### EXERCISE DIRECTIONS
Copy out all the entries below, swapping "Torque vs RPM" for "Torque versus RPM" and changing nothing else.

##### TASK DATA #####

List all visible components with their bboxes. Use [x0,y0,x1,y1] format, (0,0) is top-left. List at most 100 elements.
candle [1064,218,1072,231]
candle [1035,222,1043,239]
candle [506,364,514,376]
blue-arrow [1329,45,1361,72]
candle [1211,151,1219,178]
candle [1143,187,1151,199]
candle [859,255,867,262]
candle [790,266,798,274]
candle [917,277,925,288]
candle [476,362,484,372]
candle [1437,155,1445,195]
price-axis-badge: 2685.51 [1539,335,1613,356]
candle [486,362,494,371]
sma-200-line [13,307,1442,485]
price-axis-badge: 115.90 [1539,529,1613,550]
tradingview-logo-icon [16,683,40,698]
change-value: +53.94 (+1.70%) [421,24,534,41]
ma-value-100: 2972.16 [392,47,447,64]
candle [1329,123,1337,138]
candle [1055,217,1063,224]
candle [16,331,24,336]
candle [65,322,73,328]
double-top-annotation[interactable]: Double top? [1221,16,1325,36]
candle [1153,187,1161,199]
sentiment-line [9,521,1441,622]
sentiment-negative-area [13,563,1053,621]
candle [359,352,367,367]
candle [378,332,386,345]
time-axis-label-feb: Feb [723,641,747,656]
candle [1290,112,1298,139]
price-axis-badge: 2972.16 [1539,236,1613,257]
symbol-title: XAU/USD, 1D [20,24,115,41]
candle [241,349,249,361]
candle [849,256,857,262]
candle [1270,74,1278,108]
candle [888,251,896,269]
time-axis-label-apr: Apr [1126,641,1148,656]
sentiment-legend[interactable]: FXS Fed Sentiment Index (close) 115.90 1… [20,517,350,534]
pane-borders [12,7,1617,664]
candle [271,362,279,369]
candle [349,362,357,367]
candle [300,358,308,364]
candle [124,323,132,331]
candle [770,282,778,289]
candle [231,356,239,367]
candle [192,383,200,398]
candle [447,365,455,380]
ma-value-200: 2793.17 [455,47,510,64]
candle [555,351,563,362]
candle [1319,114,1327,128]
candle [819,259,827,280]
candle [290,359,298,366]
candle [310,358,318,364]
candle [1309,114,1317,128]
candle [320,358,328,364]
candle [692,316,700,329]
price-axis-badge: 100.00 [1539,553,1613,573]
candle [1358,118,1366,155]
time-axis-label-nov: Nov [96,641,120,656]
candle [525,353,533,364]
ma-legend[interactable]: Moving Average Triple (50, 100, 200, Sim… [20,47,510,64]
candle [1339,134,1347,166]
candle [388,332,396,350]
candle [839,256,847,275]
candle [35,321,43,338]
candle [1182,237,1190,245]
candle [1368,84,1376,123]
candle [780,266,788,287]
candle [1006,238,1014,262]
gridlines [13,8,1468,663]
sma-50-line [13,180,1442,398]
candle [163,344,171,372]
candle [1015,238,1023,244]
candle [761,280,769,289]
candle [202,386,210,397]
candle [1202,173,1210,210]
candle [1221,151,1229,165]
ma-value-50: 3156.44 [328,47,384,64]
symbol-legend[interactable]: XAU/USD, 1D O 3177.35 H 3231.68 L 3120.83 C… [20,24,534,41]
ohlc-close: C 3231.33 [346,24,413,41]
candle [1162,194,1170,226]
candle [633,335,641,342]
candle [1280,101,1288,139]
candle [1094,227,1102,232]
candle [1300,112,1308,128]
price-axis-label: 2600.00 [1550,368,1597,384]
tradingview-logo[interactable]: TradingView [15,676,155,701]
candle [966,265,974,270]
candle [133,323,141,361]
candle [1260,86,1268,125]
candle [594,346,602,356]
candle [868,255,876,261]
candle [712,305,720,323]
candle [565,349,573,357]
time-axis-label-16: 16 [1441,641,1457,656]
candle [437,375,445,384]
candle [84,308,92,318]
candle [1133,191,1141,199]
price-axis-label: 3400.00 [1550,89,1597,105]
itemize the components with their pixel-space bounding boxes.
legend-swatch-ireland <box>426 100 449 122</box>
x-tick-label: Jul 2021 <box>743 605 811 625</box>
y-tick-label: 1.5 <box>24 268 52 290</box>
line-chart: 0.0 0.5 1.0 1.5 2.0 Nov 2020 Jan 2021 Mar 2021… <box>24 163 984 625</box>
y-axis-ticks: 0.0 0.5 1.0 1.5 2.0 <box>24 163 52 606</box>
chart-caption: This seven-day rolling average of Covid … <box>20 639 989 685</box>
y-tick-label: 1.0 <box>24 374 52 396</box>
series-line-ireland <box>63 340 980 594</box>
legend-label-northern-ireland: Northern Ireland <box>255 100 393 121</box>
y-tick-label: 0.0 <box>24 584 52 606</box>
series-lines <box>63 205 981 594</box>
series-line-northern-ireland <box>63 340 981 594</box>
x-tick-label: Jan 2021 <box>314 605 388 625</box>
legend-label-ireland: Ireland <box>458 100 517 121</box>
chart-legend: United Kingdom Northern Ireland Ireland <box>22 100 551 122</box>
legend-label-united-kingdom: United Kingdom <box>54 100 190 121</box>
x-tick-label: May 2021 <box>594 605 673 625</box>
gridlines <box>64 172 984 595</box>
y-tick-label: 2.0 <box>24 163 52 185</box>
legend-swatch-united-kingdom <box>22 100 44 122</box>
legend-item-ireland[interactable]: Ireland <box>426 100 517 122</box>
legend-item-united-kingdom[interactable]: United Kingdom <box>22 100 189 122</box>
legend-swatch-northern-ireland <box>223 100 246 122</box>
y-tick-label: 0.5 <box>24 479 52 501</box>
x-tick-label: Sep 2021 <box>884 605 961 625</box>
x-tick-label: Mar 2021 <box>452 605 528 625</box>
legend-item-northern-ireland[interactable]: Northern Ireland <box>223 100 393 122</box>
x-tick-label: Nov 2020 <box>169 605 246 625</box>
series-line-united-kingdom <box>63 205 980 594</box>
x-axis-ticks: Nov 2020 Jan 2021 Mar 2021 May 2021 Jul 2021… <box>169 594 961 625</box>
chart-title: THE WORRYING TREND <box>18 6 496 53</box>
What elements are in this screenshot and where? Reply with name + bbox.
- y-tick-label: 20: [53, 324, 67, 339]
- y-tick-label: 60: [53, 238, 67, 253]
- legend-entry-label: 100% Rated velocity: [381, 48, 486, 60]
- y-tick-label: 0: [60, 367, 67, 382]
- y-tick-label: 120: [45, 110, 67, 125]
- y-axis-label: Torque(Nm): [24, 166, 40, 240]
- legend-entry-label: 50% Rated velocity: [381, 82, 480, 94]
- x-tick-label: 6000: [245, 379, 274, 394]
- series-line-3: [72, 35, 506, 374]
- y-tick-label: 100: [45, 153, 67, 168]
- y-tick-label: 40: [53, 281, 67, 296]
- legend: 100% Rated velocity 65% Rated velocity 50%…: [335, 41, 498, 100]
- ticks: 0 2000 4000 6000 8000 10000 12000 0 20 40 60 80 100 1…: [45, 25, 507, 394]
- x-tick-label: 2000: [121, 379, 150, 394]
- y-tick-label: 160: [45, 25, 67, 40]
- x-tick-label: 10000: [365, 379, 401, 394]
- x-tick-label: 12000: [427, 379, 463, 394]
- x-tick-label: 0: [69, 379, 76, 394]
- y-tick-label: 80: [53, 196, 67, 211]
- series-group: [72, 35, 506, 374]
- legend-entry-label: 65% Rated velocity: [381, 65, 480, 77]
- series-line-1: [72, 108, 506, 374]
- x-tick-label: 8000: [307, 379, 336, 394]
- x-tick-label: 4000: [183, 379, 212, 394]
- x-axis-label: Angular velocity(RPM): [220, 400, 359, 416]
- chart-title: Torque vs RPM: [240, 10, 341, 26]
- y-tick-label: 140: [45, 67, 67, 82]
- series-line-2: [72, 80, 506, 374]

#####

### SOLUTION FOR THIS EXERCISE
List all visible components with their bboxes. Use [x0,y0,x1,y1] format, (0,0) is top-left. List at most 100 elements.
candle [1064,218,1072,231]
candle [1035,222,1043,239]
candle [506,364,514,376]
blue-arrow [1329,45,1361,72]
candle [1211,151,1219,178]
candle [1143,187,1151,199]
candle [859,255,867,262]
candle [790,266,798,274]
candle [917,277,925,288]
candle [476,362,484,372]
candle [1437,155,1445,195]
price-axis-badge: 2685.51 [1539,335,1613,356]
candle [486,362,494,371]
sma-200-line [13,307,1442,485]
price-axis-badge: 115.90 [1539,529,1613,550]
tradingview-logo-icon [16,683,40,698]
change-value: +53.94 (+1.70%) [421,24,534,41]
ma-value-100: 2972.16 [392,47,447,64]
candle [1329,123,1337,138]
candle [1055,217,1063,224]
candle [16,331,24,336]
candle [65,322,73,328]
double-top-annotation[interactable]: Double top? [1221,16,1325,36]
candle [1153,187,1161,199]
sentiment-line [9,521,1441,622]
sentiment-negative-area [13,563,1053,621]
candle [359,352,367,367]
candle [378,332,386,345]
time-axis-label-feb: Feb [723,641,747,656]
candle [1290,112,1298,139]
price-axis-badge: 2972.16 [1539,236,1613,257]
symbol-title: XAU/USD, 1D [20,24,115,41]
candle [241,349,249,361]
candle [849,256,857,262]
candle [1270,74,1278,108]
candle [888,251,896,269]
time-axis-label-apr: Apr [1126,641,1148,656]
sentiment-legend[interactable]: FXS Fed Sentiment Index (close) 115.90 1… [20,517,350,534]
pane-borders [12,7,1617,664]
candle [271,362,279,369]
candle [349,362,357,367]
candle [300,358,308,364]
candle [124,323,132,331]
candle [770,282,778,289]
candle [231,356,239,367]
candle [192,383,200,398]
candle [447,365,455,380]
ma-value-200: 2793.17 [455,47,510,64]
candle [555,351,563,362]
candle [1319,114,1327,128]
candle [819,259,827,280]
candle [290,359,298,366]
candle [310,358,318,364]
candle [1309,114,1317,128]
candle [320,358,328,364]
candle [692,316,700,329]
price-axis-badge: 100.00 [1539,553,1613,573]
candle [1358,118,1366,155]
time-axis-label-nov: Nov [96,641,120,656]
candle [525,353,533,364]
ma-legend[interactable]: Moving Average Triple (50, 100, 200, Sim… [20,47,510,64]
candle [1339,134,1347,166]
candle [388,332,396,350]
candle [839,256,847,275]
candle [35,321,43,338]
candle [1182,237,1190,245]
candle [1368,84,1376,123]
candle [780,266,788,287]
candle [1006,238,1014,262]
gridlines [13,8,1468,663]
sma-50-line [13,180,1442,398]
candle [163,344,171,372]
candle [1015,238,1023,244]
candle [761,280,769,289]
candle [202,386,210,397]
candle [1202,173,1210,210]
candle [1221,151,1229,165]
ma-value-50: 3156.44 [328,47,384,64]
symbol-legend[interactable]: XAU/USD, 1D O 3177.35 H 3231.68 L 3120.83 C… [20,24,534,41]
ohlc-close: C 3231.33 [346,24,413,41]
candle [1162,194,1170,226]
candle [633,335,641,342]
candle [1280,101,1288,139]
candle [1094,227,1102,232]
candle [1300,112,1308,128]
price-axis-label: 2600.00 [1550,368,1597,384]
tradingview-logo[interactable]: TradingView [15,676,155,701]
candle [966,265,974,270]
candle [133,323,141,361]
candle [1260,86,1268,125]
candle [594,346,602,356]
candle [868,255,876,261]
candle [712,305,720,323]
candle [565,349,573,357]
time-axis-label-16: 16 [1441,641,1457,656]
candle [437,375,445,384]
candle [84,308,92,318]
candle [1133,191,1141,199]
price-axis-label: 3400.00 [1550,89,1597,105]
itemize the components with their pixel-space bounding boxes.
legend-swatch-ireland <box>426 100 449 122</box>
x-tick-label: Jul 2021 <box>743 605 811 625</box>
y-tick-label: 1.5 <box>24 268 52 290</box>
line-chart: 0.0 0.5 1.0 1.5 2.0 Nov 2020 Jan 2021 Mar 2021… <box>24 163 984 625</box>
y-axis-ticks: 0.0 0.5 1.0 1.5 2.0 <box>24 163 52 606</box>
chart-caption: This seven-day rolling average of Covid … <box>20 639 989 685</box>
y-tick-label: 1.0 <box>24 374 52 396</box>
series-line-ireland <box>63 340 980 594</box>
legend-label-northern-ireland: Northern Ireland <box>255 100 393 121</box>
y-tick-label: 0.0 <box>24 584 52 606</box>
series-lines <box>63 205 981 594</box>
series-line-northern-ireland <box>63 340 981 594</box>
x-tick-label: Jan 2021 <box>314 605 388 625</box>
legend-label-ireland: Ireland <box>458 100 517 121</box>
chart-legend: United Kingdom Northern Ireland Ireland <box>22 100 551 122</box>
legend-label-united-kingdom: United Kingdom <box>54 100 190 121</box>
x-tick-label: May 2021 <box>594 605 673 625</box>
gridlines <box>64 172 984 595</box>
y-tick-label: 2.0 <box>24 163 52 185</box>
legend-swatch-united-kingdom <box>22 100 44 122</box>
legend-item-ireland[interactable]: Ireland <box>426 100 517 122</box>
legend-item-united-kingdom[interactable]: United Kingdom <box>22 100 189 122</box>
legend-swatch-northern-ireland <box>223 100 246 122</box>
y-tick-label: 0.5 <box>24 479 52 501</box>
x-tick-label: Sep 2021 <box>884 605 961 625</box>
x-tick-label: Mar 2021 <box>452 605 528 625</box>
legend-item-northern-ireland[interactable]: Northern Ireland <box>223 100 393 122</box>
x-tick-label: Nov 2020 <box>169 605 246 625</box>
series-line-united-kingdom <box>63 205 980 594</box>
x-axis-ticks: Nov 2020 Jan 2021 Mar 2021 May 2021 Jul 2021… <box>169 594 961 625</box>
chart-title: THE WORRYING TREND <box>18 6 496 53</box>
What elements are in this screenshot and where? Reply with name + bbox.
- y-tick-label: 20: [53, 324, 67, 339]
- y-tick-label: 60: [53, 238, 67, 253]
- legend-entry-label: 100% Rated velocity: [381, 48, 486, 60]
- y-tick-label: 0: [60, 367, 67, 382]
- y-tick-label: 120: [45, 110, 67, 125]
- y-axis-label: Torque(Nm): [24, 166, 40, 240]
- legend-entry-label: 50% Rated velocity: [381, 82, 480, 94]
- x-tick-label: 6000: [245, 379, 274, 394]
- series-line-3: [72, 35, 506, 374]
- y-tick-label: 100: [45, 153, 67, 168]
- y-tick-label: 40: [53, 281, 67, 296]
- legend: 100% Rated velocity 65% Rated velocity 50%…: [335, 41, 498, 100]
- ticks: 0 2000 4000 6000 8000 10000 12000 0 20 40 60 80 100 1…: [45, 25, 507, 394]
- x-tick-label: 2000: [121, 379, 150, 394]
- y-tick-label: 160: [45, 25, 67, 40]
- x-tick-label: 10000: [365, 379, 401, 394]
- x-tick-label: 12000: [427, 379, 463, 394]
- x-tick-label: 0: [69, 379, 76, 394]
- y-tick-label: 80: [53, 196, 67, 211]
- series-group: [72, 35, 506, 374]
- legend-entry-label: 65% Rated velocity: [381, 65, 480, 77]
- series-line-1: [72, 108, 506, 374]
- x-tick-label: 8000: [307, 379, 336, 394]
- x-tick-label: 4000: [183, 379, 212, 394]
- x-axis-label: Angular velocity(RPM): [220, 400, 359, 416]
- chart-title: Torque versus RPM: [240, 10, 341, 26]
- y-tick-label: 140: [45, 67, 67, 82]
- series-line-2: [72, 80, 506, 374]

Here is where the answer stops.